Stated exercise:
Select and copy out every line in the records containing "dinamis".

──────── Provided records ────────

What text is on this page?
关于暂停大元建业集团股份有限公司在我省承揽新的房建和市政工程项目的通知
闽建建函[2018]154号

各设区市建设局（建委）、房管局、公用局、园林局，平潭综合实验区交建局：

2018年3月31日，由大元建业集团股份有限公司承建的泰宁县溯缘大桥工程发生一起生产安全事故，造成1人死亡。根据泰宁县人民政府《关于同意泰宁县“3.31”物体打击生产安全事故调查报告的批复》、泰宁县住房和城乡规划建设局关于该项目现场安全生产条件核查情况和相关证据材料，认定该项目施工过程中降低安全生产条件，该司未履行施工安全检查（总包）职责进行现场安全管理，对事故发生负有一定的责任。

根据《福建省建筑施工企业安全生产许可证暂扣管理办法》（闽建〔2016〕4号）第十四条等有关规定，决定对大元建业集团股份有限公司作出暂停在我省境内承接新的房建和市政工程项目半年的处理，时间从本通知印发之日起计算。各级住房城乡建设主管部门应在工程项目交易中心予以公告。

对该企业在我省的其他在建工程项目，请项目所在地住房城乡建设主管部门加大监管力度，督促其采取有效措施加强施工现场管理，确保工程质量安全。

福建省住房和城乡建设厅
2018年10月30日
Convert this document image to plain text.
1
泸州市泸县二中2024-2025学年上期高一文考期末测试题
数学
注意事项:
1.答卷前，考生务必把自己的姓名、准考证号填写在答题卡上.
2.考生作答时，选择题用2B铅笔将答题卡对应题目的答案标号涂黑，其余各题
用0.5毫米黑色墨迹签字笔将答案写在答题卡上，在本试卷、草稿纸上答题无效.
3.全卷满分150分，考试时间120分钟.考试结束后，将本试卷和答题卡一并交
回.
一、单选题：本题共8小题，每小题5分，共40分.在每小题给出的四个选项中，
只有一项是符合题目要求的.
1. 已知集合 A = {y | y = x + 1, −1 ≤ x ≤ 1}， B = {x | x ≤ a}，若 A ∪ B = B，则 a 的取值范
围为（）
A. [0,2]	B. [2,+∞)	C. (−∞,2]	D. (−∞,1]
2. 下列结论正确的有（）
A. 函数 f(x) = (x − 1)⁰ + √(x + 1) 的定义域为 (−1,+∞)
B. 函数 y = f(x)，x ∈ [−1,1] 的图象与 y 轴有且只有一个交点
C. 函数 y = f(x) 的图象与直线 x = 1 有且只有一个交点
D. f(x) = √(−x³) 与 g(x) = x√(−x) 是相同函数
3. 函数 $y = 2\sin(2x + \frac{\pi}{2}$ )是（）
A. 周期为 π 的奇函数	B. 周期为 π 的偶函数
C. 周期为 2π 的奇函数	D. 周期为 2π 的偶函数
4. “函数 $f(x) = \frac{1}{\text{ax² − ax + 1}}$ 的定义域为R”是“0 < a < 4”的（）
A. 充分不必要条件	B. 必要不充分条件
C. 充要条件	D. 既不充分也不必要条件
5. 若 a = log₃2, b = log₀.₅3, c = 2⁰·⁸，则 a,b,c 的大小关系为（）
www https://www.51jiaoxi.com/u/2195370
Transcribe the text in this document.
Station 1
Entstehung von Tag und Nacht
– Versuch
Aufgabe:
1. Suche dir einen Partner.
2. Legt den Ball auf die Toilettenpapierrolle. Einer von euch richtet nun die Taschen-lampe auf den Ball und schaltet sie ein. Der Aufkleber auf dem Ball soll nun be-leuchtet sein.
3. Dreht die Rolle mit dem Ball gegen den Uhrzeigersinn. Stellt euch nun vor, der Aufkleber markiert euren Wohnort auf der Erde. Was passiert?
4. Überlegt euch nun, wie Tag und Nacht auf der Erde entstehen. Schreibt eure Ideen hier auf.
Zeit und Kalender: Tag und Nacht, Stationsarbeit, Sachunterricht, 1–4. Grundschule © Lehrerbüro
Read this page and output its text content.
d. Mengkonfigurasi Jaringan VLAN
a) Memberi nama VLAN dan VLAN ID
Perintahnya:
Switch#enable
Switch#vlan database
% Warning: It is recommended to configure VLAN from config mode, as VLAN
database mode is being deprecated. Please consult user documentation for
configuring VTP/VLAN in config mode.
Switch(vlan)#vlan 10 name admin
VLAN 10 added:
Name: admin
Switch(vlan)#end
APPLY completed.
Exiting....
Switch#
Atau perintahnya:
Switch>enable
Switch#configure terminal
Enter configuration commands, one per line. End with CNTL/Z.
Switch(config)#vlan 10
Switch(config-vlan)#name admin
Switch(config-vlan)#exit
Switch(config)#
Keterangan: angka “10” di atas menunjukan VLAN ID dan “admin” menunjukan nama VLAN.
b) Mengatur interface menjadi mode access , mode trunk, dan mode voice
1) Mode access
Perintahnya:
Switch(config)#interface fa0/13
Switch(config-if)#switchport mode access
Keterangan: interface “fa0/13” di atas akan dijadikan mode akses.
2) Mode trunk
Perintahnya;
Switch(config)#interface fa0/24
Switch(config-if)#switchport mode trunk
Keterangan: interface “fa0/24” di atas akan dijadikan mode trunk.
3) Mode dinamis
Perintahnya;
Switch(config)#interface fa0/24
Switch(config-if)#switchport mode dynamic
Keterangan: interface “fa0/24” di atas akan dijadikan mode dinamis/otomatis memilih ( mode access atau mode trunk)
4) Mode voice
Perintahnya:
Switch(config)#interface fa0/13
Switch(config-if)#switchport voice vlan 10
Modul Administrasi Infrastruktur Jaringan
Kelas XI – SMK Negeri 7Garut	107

────────

Result:
3) Mode dinamis
Keterangan: interface “fa0/24” di atas akan dijadikan mode dinamis/otomatis memilih ( mode access atau mode trunk)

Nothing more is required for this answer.